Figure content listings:

____________________

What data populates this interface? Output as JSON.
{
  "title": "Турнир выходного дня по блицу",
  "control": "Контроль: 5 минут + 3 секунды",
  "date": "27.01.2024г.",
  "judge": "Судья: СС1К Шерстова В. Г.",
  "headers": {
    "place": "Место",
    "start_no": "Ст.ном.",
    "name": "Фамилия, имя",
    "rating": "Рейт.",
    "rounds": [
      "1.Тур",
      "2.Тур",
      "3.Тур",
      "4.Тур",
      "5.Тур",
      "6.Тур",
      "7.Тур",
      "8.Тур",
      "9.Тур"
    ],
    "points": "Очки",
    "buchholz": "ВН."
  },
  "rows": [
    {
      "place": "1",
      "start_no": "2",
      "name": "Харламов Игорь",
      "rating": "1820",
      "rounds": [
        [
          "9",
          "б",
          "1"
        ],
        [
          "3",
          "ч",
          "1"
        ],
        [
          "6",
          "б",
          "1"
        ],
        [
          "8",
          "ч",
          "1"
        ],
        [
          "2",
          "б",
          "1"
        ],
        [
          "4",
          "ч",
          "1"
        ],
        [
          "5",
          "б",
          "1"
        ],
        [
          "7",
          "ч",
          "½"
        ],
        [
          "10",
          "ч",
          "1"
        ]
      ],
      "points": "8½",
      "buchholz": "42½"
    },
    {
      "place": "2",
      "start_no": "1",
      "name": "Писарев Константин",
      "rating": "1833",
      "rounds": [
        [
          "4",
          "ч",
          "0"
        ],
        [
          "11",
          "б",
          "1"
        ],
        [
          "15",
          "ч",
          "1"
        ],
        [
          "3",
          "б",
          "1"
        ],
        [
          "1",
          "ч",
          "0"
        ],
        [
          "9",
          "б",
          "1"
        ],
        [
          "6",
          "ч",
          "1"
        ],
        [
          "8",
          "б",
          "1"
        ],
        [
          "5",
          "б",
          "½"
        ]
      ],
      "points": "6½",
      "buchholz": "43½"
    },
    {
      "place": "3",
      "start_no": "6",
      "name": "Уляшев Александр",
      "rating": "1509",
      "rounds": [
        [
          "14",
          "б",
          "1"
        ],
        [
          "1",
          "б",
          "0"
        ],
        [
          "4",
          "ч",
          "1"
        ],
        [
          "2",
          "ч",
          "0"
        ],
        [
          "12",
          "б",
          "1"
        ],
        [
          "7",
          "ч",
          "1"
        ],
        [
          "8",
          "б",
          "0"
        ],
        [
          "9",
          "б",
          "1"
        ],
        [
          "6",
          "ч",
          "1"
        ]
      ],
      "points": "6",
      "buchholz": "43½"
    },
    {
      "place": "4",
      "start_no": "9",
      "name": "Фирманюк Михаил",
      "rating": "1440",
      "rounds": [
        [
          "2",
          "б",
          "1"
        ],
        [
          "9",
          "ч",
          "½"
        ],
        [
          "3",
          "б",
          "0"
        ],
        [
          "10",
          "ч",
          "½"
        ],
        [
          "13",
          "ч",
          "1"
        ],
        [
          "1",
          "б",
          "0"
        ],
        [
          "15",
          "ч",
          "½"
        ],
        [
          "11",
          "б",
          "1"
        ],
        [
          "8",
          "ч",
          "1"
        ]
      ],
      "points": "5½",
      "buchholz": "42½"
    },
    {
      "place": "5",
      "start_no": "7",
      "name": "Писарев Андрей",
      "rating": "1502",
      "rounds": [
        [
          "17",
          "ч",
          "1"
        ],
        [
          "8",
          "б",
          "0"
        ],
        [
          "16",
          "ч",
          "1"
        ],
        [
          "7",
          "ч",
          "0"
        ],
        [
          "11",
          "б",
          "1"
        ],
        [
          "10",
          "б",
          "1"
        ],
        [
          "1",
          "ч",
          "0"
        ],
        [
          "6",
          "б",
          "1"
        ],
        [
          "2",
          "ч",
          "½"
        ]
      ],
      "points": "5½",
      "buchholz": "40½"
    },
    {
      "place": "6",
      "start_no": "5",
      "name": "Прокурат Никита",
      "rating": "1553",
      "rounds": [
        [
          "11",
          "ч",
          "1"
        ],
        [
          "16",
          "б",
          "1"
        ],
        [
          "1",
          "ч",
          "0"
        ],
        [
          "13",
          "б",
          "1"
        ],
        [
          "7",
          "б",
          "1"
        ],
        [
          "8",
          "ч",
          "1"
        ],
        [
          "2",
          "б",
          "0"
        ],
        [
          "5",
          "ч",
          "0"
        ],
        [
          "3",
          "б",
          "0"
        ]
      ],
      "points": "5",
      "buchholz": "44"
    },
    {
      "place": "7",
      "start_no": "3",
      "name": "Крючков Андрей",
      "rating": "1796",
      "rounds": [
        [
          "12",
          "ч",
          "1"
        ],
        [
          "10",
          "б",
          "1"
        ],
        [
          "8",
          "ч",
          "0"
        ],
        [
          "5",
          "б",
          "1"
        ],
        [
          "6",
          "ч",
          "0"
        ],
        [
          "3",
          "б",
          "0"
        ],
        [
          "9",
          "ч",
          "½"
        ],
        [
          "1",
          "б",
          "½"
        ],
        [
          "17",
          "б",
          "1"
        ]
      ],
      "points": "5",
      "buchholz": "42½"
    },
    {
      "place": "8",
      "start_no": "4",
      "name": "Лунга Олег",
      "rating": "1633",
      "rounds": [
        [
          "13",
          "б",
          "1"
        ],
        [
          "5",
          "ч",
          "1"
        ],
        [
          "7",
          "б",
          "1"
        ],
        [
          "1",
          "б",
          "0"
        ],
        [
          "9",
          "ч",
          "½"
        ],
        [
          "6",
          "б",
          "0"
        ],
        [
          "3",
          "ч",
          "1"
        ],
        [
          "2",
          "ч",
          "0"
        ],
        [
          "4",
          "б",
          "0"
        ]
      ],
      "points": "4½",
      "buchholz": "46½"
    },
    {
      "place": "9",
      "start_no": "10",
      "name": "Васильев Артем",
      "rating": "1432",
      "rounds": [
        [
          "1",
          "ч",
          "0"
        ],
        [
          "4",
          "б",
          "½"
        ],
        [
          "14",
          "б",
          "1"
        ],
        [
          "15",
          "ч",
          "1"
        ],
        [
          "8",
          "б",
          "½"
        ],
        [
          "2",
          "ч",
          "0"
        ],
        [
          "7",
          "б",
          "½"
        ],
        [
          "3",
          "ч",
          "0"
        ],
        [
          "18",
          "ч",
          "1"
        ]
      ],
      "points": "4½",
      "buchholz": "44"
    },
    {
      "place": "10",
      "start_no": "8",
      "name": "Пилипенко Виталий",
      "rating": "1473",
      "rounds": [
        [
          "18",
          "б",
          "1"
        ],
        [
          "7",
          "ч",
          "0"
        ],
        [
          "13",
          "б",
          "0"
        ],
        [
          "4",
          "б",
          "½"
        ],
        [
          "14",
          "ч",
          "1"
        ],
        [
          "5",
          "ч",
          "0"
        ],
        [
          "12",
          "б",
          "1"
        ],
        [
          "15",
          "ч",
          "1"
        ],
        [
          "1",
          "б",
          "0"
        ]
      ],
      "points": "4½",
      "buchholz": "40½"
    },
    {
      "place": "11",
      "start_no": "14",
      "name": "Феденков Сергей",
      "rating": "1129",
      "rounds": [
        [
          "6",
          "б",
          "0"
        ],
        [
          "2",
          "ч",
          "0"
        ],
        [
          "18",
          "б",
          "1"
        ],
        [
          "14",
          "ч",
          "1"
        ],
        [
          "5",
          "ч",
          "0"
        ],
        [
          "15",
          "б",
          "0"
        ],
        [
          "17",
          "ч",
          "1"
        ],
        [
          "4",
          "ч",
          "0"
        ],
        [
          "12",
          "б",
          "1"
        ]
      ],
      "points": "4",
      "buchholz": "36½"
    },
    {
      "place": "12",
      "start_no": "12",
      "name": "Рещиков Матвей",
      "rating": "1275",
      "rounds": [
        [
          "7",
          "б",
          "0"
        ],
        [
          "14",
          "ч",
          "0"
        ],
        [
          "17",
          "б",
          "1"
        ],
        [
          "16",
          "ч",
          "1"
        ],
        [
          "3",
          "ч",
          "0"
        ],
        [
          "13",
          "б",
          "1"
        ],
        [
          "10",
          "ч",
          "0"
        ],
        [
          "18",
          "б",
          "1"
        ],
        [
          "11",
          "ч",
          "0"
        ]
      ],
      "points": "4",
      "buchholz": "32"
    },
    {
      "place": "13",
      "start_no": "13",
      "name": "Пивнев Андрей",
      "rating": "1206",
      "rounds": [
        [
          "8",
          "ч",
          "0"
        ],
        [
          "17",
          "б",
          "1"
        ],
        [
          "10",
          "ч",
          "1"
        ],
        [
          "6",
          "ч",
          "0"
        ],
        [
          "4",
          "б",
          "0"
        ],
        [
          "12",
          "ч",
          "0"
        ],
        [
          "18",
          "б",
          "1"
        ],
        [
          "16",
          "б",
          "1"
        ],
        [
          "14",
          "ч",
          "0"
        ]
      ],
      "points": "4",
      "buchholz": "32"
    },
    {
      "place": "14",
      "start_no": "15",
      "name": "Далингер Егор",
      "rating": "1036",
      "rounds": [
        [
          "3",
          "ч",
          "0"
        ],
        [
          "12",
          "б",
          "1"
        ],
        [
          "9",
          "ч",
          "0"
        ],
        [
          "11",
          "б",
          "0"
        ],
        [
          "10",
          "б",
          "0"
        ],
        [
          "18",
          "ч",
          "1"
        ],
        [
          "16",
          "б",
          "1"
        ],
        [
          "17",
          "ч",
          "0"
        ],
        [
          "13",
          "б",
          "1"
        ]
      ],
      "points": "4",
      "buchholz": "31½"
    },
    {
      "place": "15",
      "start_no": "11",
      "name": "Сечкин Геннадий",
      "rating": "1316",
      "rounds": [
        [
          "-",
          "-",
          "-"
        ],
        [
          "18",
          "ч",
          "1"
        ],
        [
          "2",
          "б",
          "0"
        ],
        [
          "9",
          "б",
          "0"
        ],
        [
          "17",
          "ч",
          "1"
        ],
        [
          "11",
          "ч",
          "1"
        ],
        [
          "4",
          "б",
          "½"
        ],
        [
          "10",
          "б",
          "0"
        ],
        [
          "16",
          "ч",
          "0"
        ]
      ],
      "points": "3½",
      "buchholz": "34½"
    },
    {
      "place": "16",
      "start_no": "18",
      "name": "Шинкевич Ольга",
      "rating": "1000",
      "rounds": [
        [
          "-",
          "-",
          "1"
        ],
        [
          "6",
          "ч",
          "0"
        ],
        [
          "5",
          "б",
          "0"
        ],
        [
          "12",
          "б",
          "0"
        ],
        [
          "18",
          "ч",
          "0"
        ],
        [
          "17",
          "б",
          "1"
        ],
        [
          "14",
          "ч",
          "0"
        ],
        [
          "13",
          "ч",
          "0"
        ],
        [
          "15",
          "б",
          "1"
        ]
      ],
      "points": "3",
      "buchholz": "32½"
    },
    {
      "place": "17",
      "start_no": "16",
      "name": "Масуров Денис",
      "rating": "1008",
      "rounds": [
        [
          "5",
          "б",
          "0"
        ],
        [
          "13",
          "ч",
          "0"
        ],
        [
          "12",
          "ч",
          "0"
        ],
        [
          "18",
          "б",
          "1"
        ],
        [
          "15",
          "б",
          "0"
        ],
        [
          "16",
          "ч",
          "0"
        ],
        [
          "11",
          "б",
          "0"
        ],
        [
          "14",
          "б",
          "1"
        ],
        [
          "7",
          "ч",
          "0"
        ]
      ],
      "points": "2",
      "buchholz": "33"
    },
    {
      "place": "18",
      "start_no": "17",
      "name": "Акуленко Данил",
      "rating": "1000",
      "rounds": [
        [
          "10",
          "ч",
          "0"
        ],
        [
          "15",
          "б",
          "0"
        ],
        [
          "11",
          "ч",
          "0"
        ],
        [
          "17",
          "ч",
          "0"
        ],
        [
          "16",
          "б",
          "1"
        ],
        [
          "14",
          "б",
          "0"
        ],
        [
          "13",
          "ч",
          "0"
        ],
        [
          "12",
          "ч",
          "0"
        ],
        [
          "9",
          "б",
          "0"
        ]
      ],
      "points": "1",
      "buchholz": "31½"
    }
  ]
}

____________________

* _WHAT YOU SHOULD DO_: How many lines in the records above hold the word "Андрей"? Give only the number.

* _SOLUTION TO THE PROBLEM_: 3